Return all of the data exactly as written, without the pictures.

-- START Data to use --

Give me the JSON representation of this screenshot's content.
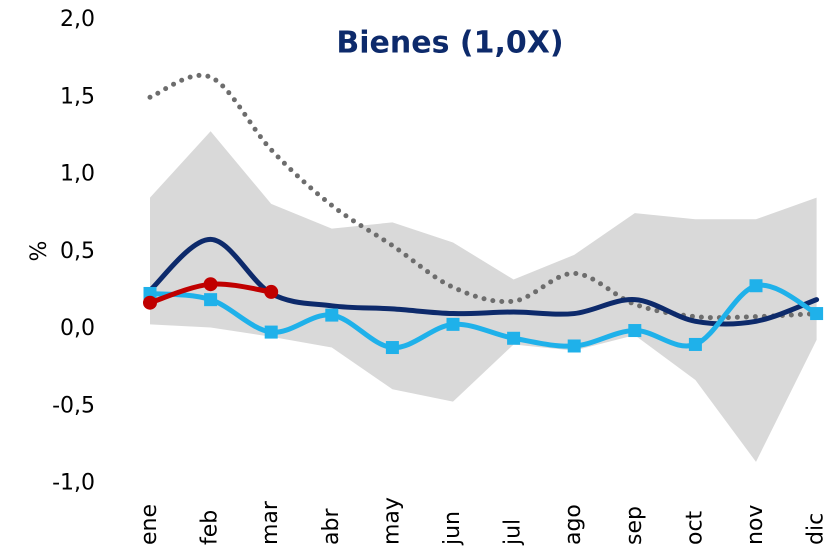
{
  "chart_data": {
    "type": "line",
    "title": "Bienes (1,0X)",
    "y_label": "%",
    "categories": [
      "ene",
      "feb",
      "mar",
      "abr",
      "may",
      "jun",
      "jul",
      "ago",
      "sep",
      "oct",
      "nov",
      "dic"
    ],
    "ylim": [
      -1.0,
      2.0
    ],
    "yticks": [
      {
        "value": -1.0,
        "label": "-1,0"
      },
      {
        "value": -0.5,
        "label": "-0,5"
      },
      {
        "value": 0,
        "label": "0,0"
      },
      {
        "value": 0.5,
        "label": "0,5"
      },
      {
        "value": 1.0,
        "label": "1,0"
      },
      {
        "value": 1.5,
        "label": "1,5"
      },
      {
        "value": 2.0,
        "label": "2,0"
      }
    ],
    "smooth": true,
    "band": {
      "color": "#d9d9d9",
      "upper": [
        0.85,
        1.28,
        0.81,
        0.65,
        0.69,
        0.56,
        0.32,
        0.48,
        0.75,
        0.71,
        0.71,
        0.85
      ],
      "lower": [
        0.03,
        0.01,
        -0.05,
        -0.12,
        -0.39,
        -0.47,
        -0.1,
        -0.14,
        -0.04,
        -0.33,
        -0.86,
        -0.07
      ]
    },
    "series": [
      {
        "color": "#6d6d6d",
        "dash": "dotted",
        "values": [
          1.5,
          1.63,
          1.16,
          0.8,
          0.54,
          0.27,
          0.18,
          0.36,
          0.16,
          0.08,
          0.08,
          0.1
        ]
      },
      {
        "color": "#0d2a6b",
        "values": [
          0.25,
          0.58,
          0.23,
          0.15,
          0.13,
          0.1,
          0.11,
          0.1,
          0.19,
          0.05,
          0.05,
          0.19
        ]
      },
      {
        "color": "#1fb1ea",
        "marker": "square",
        "values": [
          0.23,
          0.19,
          -0.02,
          0.09,
          -0.12,
          0.03,
          -0.06,
          -0.11,
          -0.01,
          -0.1,
          0.28,
          0.1
        ]
      },
      {
        "color": "#c00000",
        "marker": "circle",
        "values": [
          0.17,
          0.29,
          0.24,
          null,
          null,
          null,
          null,
          null,
          null,
          null,
          null,
          null
        ]
      }
    ]
  }
}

-- END Data to use --

- [Output below]:
Give me the JSON representation of this screenshot's content.
{
  "chart_data": {
    "type": "line",
    "title": "Bienes (1,0X)",
    "y_label": "%",
    "categories": [
      "ene",
      "feb",
      "mar",
      "abr",
      "may",
      "jun",
      "jul",
      "ago",
      "sep",
      "oct",
      "nov",
      "dic"
    ],
    "ylim": [
      -1.0,
      2.0
    ],
    "yticks": [
      {
        "value": -1.0,
        "label": "-1,0"
      },
      {
        "value": -0.5,
        "label": "-0,5"
      },
      {
        "value": 0,
        "label": "0,0"
      },
      {
        "value": 0.5,
        "label": "0,5"
      },
      {
        "value": 1.0,
        "label": "1,0"
      },
      {
        "value": 1.5,
        "label": "1,5"
      },
      {
        "value": 2.0,
        "label": "2,0"
      }
    ],
    "smooth": true,
    "band": {
      "color": "#d9d9d9",
      "upper": [
        0.85,
        1.28,
        0.81,
        0.65,
        0.69,
        0.56,
        0.32,
        0.48,
        0.75,
        0.71,
        0.71,
        0.85
      ],
      "lower": [
        0.03,
        0.01,
        -0.05,
        -0.12,
        -0.39,
        -0.47,
        -0.1,
        -0.14,
        -0.04,
        -0.33,
        -0.86,
        -0.07
      ]
    },
    "series": [
      {
        "color": "#6d6d6d",
        "dash": "dotted",
        "values": [
          1.5,
          1.63,
          1.16,
          0.8,
          0.54,
          0.27,
          0.18,
          0.36,
          0.16,
          0.08,
          0.08,
          0.1
        ]
      },
      {
        "color": "#0d2a6b",
        "values": [
          0.25,
          0.58,
          0.23,
          0.15,
          0.13,
          0.1,
          0.11,
          0.1,
          0.19,
          0.05,
          0.05,
          0.19
        ]
      },
      {
        "color": "#1fb1ea",
        "marker": "square",
        "values": [
          0.23,
          0.19,
          -0.02,
          0.09,
          -0.12,
          0.03,
          -0.06,
          -0.11,
          -0.01,
          -0.1,
          0.28,
          0.1
        ]
      },
      {
        "color": "#c00000",
        "marker": "circle",
        "values": [
          0.17,
          0.29,
          0.24,
          null,
          null,
          null,
          null,
          null,
          null,
          null,
          null,
          null
        ]
      }
    ]
  }
}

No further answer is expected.